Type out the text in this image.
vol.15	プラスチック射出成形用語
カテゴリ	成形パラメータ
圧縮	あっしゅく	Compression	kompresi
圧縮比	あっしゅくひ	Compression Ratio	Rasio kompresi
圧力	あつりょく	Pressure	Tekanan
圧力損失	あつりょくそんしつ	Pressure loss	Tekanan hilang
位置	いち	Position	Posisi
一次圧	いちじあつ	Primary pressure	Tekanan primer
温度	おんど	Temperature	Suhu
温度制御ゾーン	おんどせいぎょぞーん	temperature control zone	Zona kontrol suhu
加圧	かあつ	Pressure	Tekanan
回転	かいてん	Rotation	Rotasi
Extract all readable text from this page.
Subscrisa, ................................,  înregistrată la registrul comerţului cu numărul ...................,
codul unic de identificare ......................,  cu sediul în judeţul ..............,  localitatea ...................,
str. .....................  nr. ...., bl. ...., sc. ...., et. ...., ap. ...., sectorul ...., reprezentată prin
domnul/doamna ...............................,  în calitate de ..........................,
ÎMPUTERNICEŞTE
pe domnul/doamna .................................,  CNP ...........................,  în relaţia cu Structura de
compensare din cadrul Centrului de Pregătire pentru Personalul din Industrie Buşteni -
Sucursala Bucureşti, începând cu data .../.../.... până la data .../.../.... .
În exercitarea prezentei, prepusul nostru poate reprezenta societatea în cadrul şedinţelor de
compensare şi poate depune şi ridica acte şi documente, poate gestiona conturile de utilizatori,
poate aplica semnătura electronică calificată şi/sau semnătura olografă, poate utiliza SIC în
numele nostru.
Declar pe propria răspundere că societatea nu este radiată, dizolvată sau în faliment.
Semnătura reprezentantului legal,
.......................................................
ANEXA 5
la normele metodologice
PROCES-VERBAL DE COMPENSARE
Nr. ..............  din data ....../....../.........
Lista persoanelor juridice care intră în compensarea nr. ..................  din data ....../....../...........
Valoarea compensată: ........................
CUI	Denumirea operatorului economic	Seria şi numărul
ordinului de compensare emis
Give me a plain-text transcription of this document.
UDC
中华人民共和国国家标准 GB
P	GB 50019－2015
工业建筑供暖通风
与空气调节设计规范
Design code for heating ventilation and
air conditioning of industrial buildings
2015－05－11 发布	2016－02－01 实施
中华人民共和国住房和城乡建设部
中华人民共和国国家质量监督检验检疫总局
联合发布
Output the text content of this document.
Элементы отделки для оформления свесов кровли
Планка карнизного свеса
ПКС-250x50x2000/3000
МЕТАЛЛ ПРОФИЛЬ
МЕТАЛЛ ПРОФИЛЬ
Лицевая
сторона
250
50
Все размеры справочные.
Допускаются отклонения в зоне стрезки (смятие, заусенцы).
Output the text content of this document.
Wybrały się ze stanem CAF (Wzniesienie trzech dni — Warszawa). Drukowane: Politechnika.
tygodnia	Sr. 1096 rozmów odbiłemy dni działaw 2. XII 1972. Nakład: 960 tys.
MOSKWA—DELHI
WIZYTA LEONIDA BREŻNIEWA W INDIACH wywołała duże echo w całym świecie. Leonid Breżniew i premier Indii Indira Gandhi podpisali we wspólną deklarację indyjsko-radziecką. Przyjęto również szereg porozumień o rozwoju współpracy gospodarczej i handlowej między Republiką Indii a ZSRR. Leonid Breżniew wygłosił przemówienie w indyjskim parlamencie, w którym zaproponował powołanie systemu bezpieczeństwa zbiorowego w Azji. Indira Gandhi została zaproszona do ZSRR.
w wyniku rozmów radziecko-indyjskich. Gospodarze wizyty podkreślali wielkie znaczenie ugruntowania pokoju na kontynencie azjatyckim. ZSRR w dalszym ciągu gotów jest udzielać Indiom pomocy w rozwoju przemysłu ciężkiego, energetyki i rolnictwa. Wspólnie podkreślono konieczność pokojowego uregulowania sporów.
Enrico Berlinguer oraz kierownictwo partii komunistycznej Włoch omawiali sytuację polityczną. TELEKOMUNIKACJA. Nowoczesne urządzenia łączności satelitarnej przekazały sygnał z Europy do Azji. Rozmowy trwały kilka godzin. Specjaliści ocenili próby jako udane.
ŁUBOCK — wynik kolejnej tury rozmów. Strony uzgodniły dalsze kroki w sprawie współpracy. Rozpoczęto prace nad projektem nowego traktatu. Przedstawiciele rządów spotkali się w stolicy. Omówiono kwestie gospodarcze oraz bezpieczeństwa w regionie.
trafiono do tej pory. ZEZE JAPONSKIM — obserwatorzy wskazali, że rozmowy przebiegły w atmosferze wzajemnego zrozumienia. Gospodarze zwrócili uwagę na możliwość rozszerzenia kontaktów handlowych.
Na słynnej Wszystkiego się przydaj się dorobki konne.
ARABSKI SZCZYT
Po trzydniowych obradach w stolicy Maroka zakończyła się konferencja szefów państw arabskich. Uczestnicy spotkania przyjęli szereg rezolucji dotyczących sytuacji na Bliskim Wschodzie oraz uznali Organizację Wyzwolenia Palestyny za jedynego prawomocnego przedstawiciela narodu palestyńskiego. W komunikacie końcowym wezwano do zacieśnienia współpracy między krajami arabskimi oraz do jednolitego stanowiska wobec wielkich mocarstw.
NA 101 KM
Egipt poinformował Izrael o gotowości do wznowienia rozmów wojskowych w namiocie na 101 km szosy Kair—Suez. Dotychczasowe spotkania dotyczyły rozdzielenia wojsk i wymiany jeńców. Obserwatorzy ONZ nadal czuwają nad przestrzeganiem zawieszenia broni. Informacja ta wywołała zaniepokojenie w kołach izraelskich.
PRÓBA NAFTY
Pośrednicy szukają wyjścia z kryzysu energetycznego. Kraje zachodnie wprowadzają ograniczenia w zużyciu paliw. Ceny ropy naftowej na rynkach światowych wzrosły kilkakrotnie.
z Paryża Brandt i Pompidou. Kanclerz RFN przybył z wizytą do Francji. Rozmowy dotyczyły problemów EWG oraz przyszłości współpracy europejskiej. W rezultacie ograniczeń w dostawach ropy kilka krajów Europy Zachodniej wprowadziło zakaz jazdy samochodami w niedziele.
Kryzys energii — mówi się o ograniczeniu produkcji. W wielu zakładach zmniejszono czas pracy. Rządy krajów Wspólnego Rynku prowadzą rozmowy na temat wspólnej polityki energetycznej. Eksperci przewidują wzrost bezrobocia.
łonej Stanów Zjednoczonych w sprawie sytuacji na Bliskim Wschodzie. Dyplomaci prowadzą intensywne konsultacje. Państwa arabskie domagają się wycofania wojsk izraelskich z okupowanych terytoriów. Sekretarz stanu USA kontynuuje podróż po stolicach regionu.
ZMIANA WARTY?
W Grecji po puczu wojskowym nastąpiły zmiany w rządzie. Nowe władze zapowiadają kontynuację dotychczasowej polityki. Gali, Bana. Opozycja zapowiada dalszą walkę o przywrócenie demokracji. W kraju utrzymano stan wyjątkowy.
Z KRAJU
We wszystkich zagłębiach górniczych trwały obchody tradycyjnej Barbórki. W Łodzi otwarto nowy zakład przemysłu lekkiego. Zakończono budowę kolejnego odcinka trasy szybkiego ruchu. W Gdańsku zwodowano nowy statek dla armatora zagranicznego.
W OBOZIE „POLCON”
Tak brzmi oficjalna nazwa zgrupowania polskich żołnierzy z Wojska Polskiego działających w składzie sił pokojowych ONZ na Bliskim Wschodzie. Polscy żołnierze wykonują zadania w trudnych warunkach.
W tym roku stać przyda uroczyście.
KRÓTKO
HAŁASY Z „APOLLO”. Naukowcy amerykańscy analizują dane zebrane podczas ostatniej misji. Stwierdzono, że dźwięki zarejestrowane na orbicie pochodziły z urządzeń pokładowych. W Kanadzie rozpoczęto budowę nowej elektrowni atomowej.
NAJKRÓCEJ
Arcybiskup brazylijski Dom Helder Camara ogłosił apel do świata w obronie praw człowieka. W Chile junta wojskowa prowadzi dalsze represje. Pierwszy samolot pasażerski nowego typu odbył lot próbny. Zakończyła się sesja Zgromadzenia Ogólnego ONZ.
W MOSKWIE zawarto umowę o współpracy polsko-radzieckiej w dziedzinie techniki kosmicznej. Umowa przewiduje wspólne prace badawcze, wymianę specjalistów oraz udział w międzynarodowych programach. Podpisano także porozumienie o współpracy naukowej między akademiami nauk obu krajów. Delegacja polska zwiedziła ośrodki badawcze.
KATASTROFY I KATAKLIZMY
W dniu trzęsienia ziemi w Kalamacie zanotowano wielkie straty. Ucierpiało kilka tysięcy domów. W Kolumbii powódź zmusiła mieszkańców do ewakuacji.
- - -
EXERCISE PROMPT: Of all the lines in the material above, how many contain the word "numărul"? Give only the count.

PROBLEM SOLUTION: 2